##### Provided data

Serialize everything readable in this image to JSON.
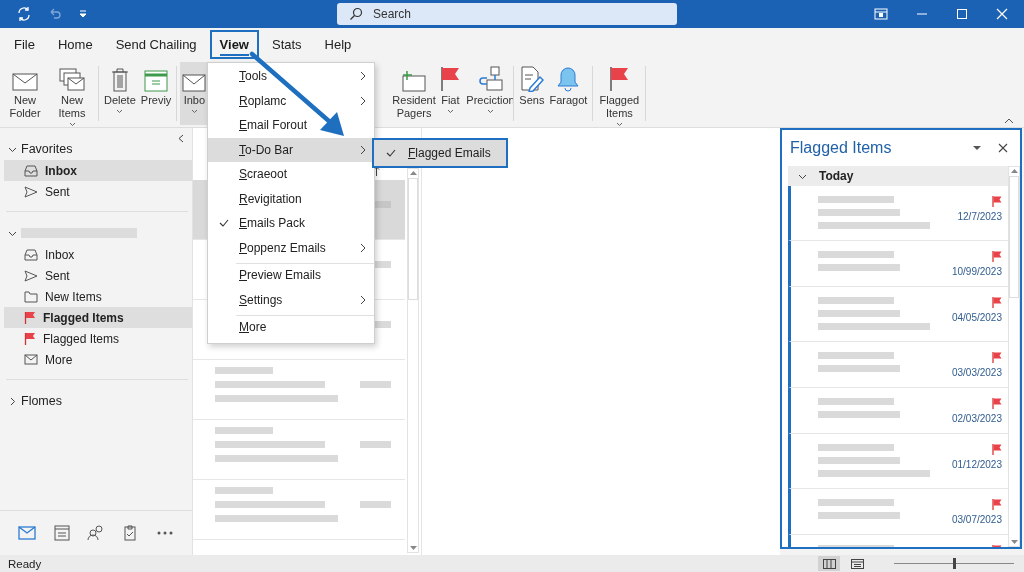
{
  "title_bar": {
    "search": {
      "placeholder": "Search"
    }
  },
  "tabs": [
    {
      "label": "File",
      "selected": false
    },
    {
      "label": "Home",
      "selected": false
    },
    {
      "label": "Send Chailing",
      "selected": false
    },
    {
      "label": "View",
      "selected": true
    },
    {
      "label": "Stats",
      "selected": false
    },
    {
      "label": "Help",
      "selected": false
    }
  ],
  "ribbon": {
    "groups": [
      {
        "buttons": [
          {
            "label": "New Folder",
            "dropdown": false,
            "selected": false
          },
          {
            "label": "New Items",
            "dropdown": true,
            "selected": false
          }
        ]
      },
      {
        "buttons": [
          {
            "label": "Delete",
            "dropdown": true,
            "selected": false
          },
          {
            "label": "Previy",
            "dropdown": false,
            "selected": false
          }
        ]
      },
      {
        "buttons": [
          {
            "label": "Inbo",
            "dropdown": true,
            "selected": true
          }
        ]
      },
      {
        "buttons": [
          {
            "label": "Resident Pagers",
            "dropdown": false,
            "selected": false
          },
          {
            "label": "Fiat",
            "dropdown": true,
            "selected": false
          },
          {
            "label": "Preciction",
            "dropdown": true,
            "selected": false
          }
        ]
      },
      {
        "buttons": [
          {
            "label": "Sens",
            "dropdown": false,
            "selected": false
          },
          {
            "label": "Faragot",
            "dropdown": false,
            "selected": false
          }
        ]
      },
      {
        "buttons": [
          {
            "label": "Flagged Items",
            "dropdown": true,
            "selected": false
          }
        ]
      }
    ]
  },
  "view_menu": {
    "items": [
      {
        "label": "Tools",
        "submenu": true,
        "checked": false,
        "selected": false,
        "separator_before": false
      },
      {
        "label": "Roplamc",
        "submenu": true,
        "checked": false,
        "selected": false,
        "separator_before": false
      },
      {
        "label": "Email Forout",
        "submenu": false,
        "checked": false,
        "selected": false,
        "separator_before": false
      },
      {
        "label": "To-Do Bar",
        "submenu": true,
        "checked": false,
        "selected": true,
        "separator_before": false
      },
      {
        "label": "Scraeoot",
        "submenu": false,
        "checked": false,
        "selected": false,
        "separator_before": false
      },
      {
        "label": "Revigitation",
        "submenu": false,
        "checked": false,
        "selected": false,
        "separator_before": false
      },
      {
        "label": "Emails Pack",
        "submenu": false,
        "checked": true,
        "selected": false,
        "separator_before": false
      },
      {
        "label": "Poppenz Emails",
        "submenu": true,
        "checked": false,
        "selected": false,
        "separator_before": false
      },
      {
        "label": "Preview Emails",
        "submenu": false,
        "checked": false,
        "selected": false,
        "separator_before": true
      },
      {
        "label": "Settings",
        "submenu": true,
        "checked": false,
        "selected": false,
        "separator_before": false
      },
      {
        "label": "More",
        "submenu": false,
        "checked": false,
        "selected": false,
        "separator_before": true
      }
    ],
    "submenu": {
      "items": [
        {
          "label": "Flagged Emails",
          "checked": true,
          "selected": true
        }
      ]
    }
  },
  "nav": {
    "sections": [
      {
        "label": "Favorites",
        "expanded": true,
        "items": [
          {
            "label": "Inbox",
            "selected": true
          },
          {
            "label": "Sent",
            "selected": false
          }
        ]
      },
      {
        "expanded": true,
        "items": [
          {
            "label": "Inbox",
            "selected": false
          },
          {
            "label": "Sent",
            "selected": false
          },
          {
            "label": "New Items",
            "selected": false
          },
          {
            "label": "Flagged Items",
            "selected": true
          },
          {
            "label": "Flagged Items",
            "selected": false
          },
          {
            "label": "More",
            "selected": false
          }
        ]
      },
      {
        "label": "Flomes",
        "expanded": false
      }
    ],
    "modules": [
      {
        "selected": true
      },
      {
        "selected": false
      },
      {
        "selected": false
      },
      {
        "selected": false
      },
      {
        "selected": false
      }
    ]
  },
  "message_list": {
    "items": [
      {
        "selected": true
      },
      {
        "selected": false
      },
      {
        "selected": false
      },
      {
        "selected": false
      },
      {
        "selected": false
      },
      {
        "selected": false
      }
    ]
  },
  "flagged_pane": {
    "title": "Flagged Items",
    "group": {
      "label": "Today",
      "expanded": true
    },
    "items": [
      {
        "date": "12/7/2023",
        "kind": "long"
      },
      {
        "date": "10/99/2023",
        "kind": "short"
      },
      {
        "date": "04/05/2023",
        "kind": "long"
      },
      {
        "date": "03/03/2023",
        "kind": "short"
      },
      {
        "date": "02/03/2023",
        "kind": "short"
      },
      {
        "date": "01/12/2023",
        "kind": "long"
      },
      {
        "date": "03/07/2023",
        "kind": "short"
      },
      {
        "kind": "short"
      }
    ]
  },
  "status_bar": {
    "text": "Ready",
    "views": [
      {
        "selected": true
      },
      {
        "selected": false
      }
    ],
    "zoom": {
      "level": 0.5
    }
  }
}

##########

Exercise description:
Go through the material above and print all of it exactly, except the pictures.

Completed exercise:
Serialize everything readable in this image to JSON.
{
  "title_bar": {
    "search": {
      "placeholder": "Search"
    }
  },
  "tabs": [
    {
      "label": "File",
      "selected": false
    },
    {
      "label": "Home",
      "selected": false
    },
    {
      "label": "Send Chailing",
      "selected": false
    },
    {
      "label": "View",
      "selected": true
    },
    {
      "label": "Stats",
      "selected": false
    },
    {
      "label": "Help",
      "selected": false
    }
  ],
  "ribbon": {
    "groups": [
      {
        "buttons": [
          {
            "label": "New Folder",
            "dropdown": false,
            "selected": false
          },
          {
            "label": "New Items",
            "dropdown": true,
            "selected": false
          }
        ]
      },
      {
        "buttons": [
          {
            "label": "Delete",
            "dropdown": true,
            "selected": false
          },
          {
            "label": "Previy",
            "dropdown": false,
            "selected": false
          }
        ]
      },
      {
        "buttons": [
          {
            "label": "Inbo",
            "dropdown": true,
            "selected": true
          }
        ]
      },
      {
        "buttons": [
          {
            "label": "Resident Pagers",
            "dropdown": false,
            "selected": false
          },
          {
            "label": "Fiat",
            "dropdown": true,
            "selected": false
          },
          {
            "label": "Preciction",
            "dropdown": true,
            "selected": false
          }
        ]
      },
      {
        "buttons": [
          {
            "label": "Sens",
            "dropdown": false,
            "selected": false
          },
          {
            "label": "Faragot",
            "dropdown": false,
            "selected": false
          }
        ]
      },
      {
        "buttons": [
          {
            "label": "Flagged Items",
            "dropdown": true,
            "selected": false
          }
        ]
      }
    ]
  },
  "view_menu": {
    "items": [
      {
        "label": "Tools",
        "submenu": true,
        "checked": false,
        "selected": false,
        "separator_before": false
      },
      {
        "label": "Roplamc",
        "submenu": true,
        "checked": false,
        "selected": false,
        "separator_before": false
      },
      {
        "label": "Email Forout",
        "submenu": false,
        "checked": false,
        "selected": false,
        "separator_before": false
      },
      {
        "label": "To-Do Bar",
        "submenu": true,
        "checked": false,
        "selected": true,
        "separator_before": false
      },
      {
        "label": "Scraeoot",
        "submenu": false,
        "checked": false,
        "selected": false,
        "separator_before": false
      },
      {
        "label": "Revigitation",
        "submenu": false,
        "checked": false,
        "selected": false,
        "separator_before": false
      },
      {
        "label": "Emails Pack",
        "submenu": false,
        "checked": true,
        "selected": false,
        "separator_before": false
      },
      {
        "label": "Poppenz Emails",
        "submenu": true,
        "checked": false,
        "selected": false,
        "separator_before": false
      },
      {
        "label": "Preview Emails",
        "submenu": false,
        "checked": false,
        "selected": false,
        "separator_before": true
      },
      {
        "label": "Settings",
        "submenu": true,
        "checked": false,
        "selected": false,
        "separator_before": false
      },
      {
        "label": "More",
        "submenu": false,
        "checked": false,
        "selected": false,
        "separator_before": true
      }
    ],
    "submenu": {
      "items": [
        {
          "label": "Flagged Emails",
          "checked": true,
          "selected": true
        }
      ]
    }
  },
  "nav": {
    "sections": [
      {
        "label": "Favorites",
        "expanded": true,
        "items": [
          {
            "label": "Inbox",
            "selected": true
          },
          {
            "label": "Sent",
            "selected": false
          }
        ]
      },
      {
        "expanded": true,
        "items": [
          {
            "label": "Inbox",
            "selected": false
          },
          {
            "label": "Sent",
            "selected": false
          },
          {
            "label": "New Items",
            "selected": false
          },
          {
            "label": "Flagged Items",
            "selected": true
          },
          {
            "label": "Flagged Items",
            "selected": false
          },
          {
            "label": "More",
            "selected": false
          }
        ]
      },
      {
        "label": "Flomes",
        "expanded": false
      }
    ],
    "modules": [
      {
        "selected": true
      },
      {
        "selected": false
      },
      {
        "selected": false
      },
      {
        "selected": false
      },
      {
        "selected": false
      }
    ]
  },
  "message_list": {
    "items": [
      {
        "selected": true
      },
      {
        "selected": false
      },
      {
        "selected": false
      },
      {
        "selected": false
      },
      {
        "selected": false
      },
      {
        "selected": false
      }
    ]
  },
  "flagged_pane": {
    "title": "Flagged Items",
    "group": {
      "label": "Today",
      "expanded": true
    },
    "items": [
      {
        "date": "12/7/2023",
        "kind": "long"
      },
      {
        "date": "10/99/2023",
        "kind": "short"
      },
      {
        "date": "04/05/2023",
        "kind": "long"
      },
      {
        "date": "03/03/2023",
        "kind": "short"
      },
      {
        "date": "02/03/2023",
        "kind": "short"
      },
      {
        "date": "01/12/2023",
        "kind": "long"
      },
      {
        "date": "03/07/2023",
        "kind": "short"
      },
      {
        "kind": "short"
      }
    ]
  },
  "status_bar": {
    "text": "Ready",
    "views": [
      {
        "selected": true
      },
      {
        "selected": false
      }
    ],
    "zoom": {
      "level": 0.5
    }
  }
}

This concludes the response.